Spot each line that carries the word "实际占地面积为"; copy those lines.

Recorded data
.....

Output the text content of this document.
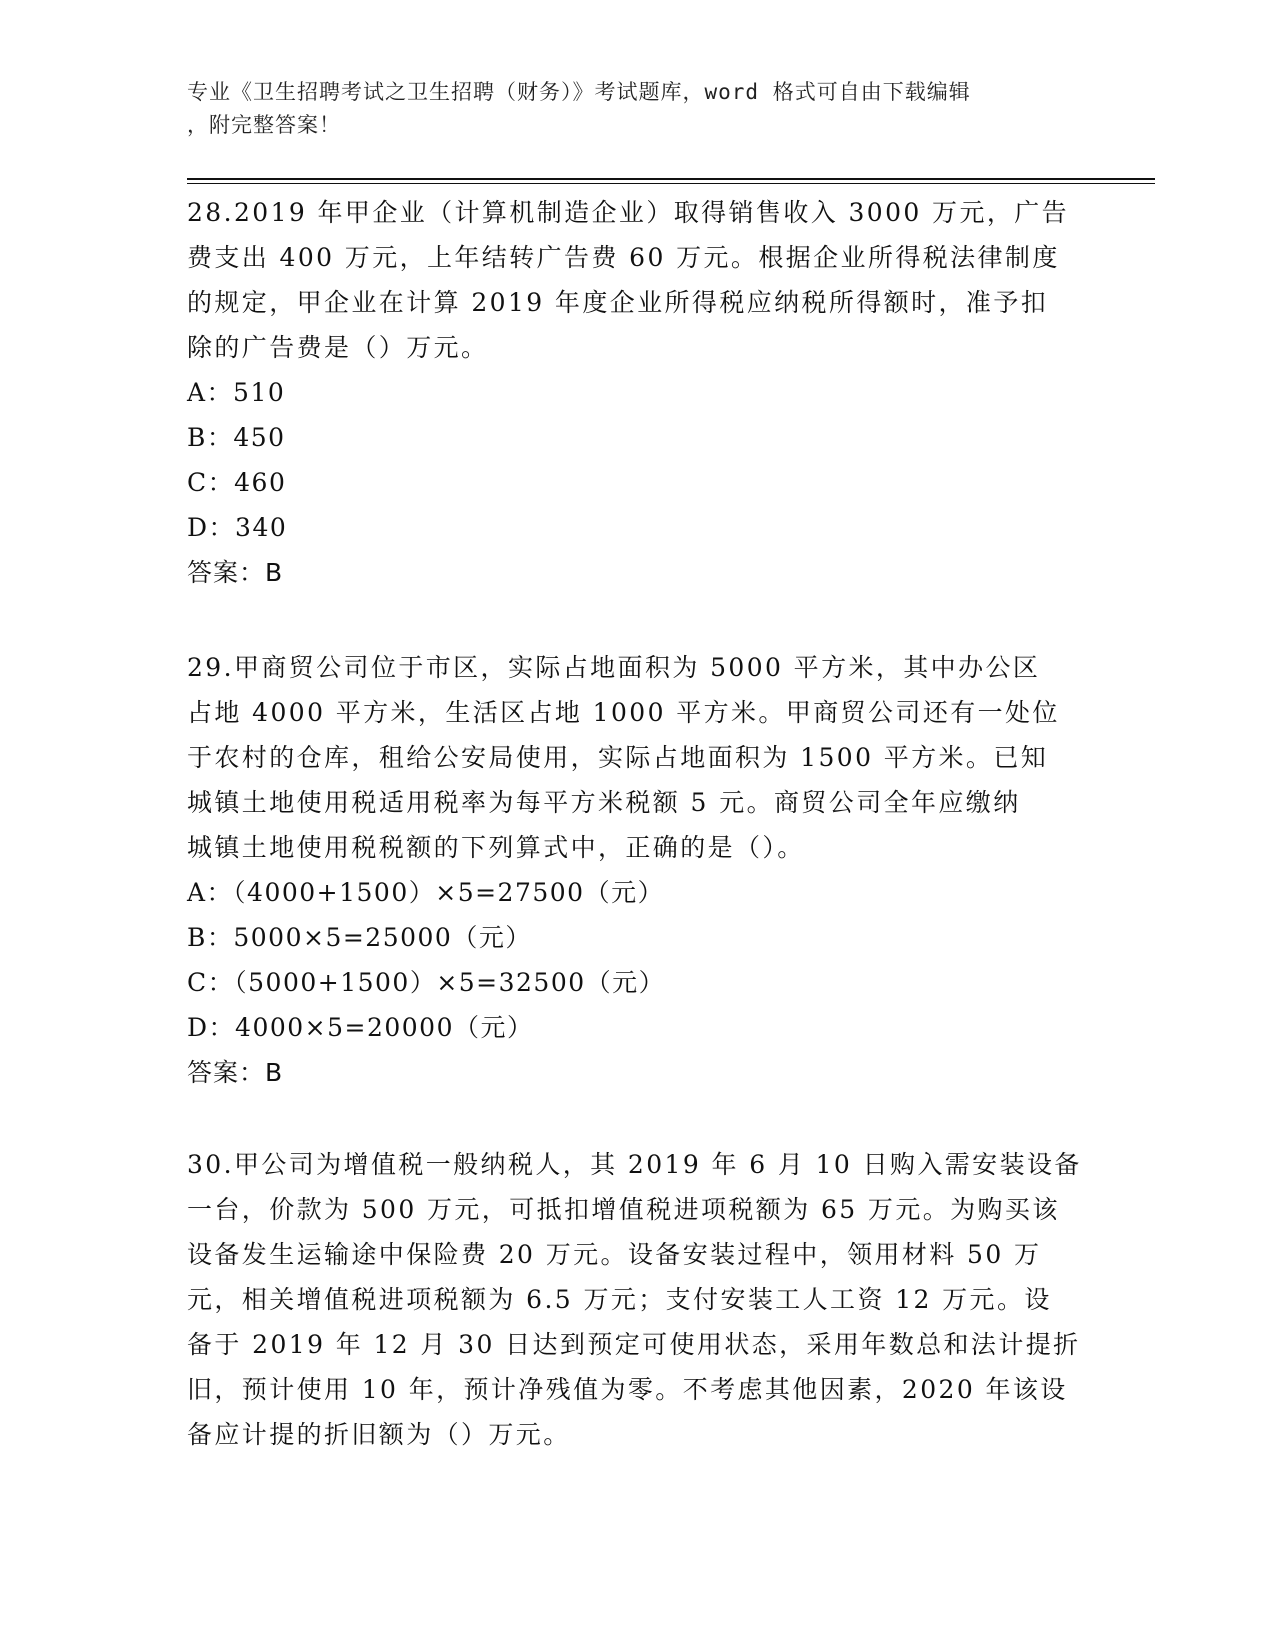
专业《卫生招聘考试之卫生招聘（财务）》考试题库，word 格式可自由下载编辑
，附完整答案！

28.2019 年甲企业（计算机制造企业）取得销售收入 3000 万元，广告

费支出 400 万元，上年结转广告费 60 万元。根据企业所得税法律制度

的规定，甲企业在计算 2019 年度企业所得税应纳税所得额时，准予扣

除的广告费是（）万元。

A：510

B：450

C：460

D：340

答案：B

29.甲商贸公司位于市区，实际占地面积为 5000 平方米，其中办公区

占地 4000 平方米，生活区占地 1000 平方米。甲商贸公司还有一处位

于农村的仓库，租给公安局使用，实际占地面积为 1500 平方米。已知

城镇土地使用税适用税率为每平方米税额 5 元。商贸公司全年应缴纳

城镇土地使用税税额的下列算式中，正确的是（）。

A：（4000+1500）×5=27500（元）

B：5000×5=25000（元）

C：（5000+1500）×5=32500（元）

D：4000×5=20000（元）

答案：B

30.甲公司为增值税一般纳税人，其 2019 年 6 月 10 日购入需安装设备

一台，价款为 500 万元，可抵扣增值税进项税额为 65 万元。为购买该

设备发生运输途中保险费 20 万元。设备安装过程中，领用材料 50 万

元，相关增值税进项税额为 6.5 万元；支付安装工人工资 12 万元。设

备于 2019 年 12 月 30 日达到预定可使用状态，采用年数总和法计提折

旧，预计使用 10 年，预计净残值为零。不考虑其他因素，2020 年该设

备应计提的折旧额为（）万元。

.....

## Final answer
29.甲商贸公司位于市区，实际占地面积为 5000 平方米，其中办公区
于农村的仓库，租给公安局使用，实际占地面积为 1500 平方米。已知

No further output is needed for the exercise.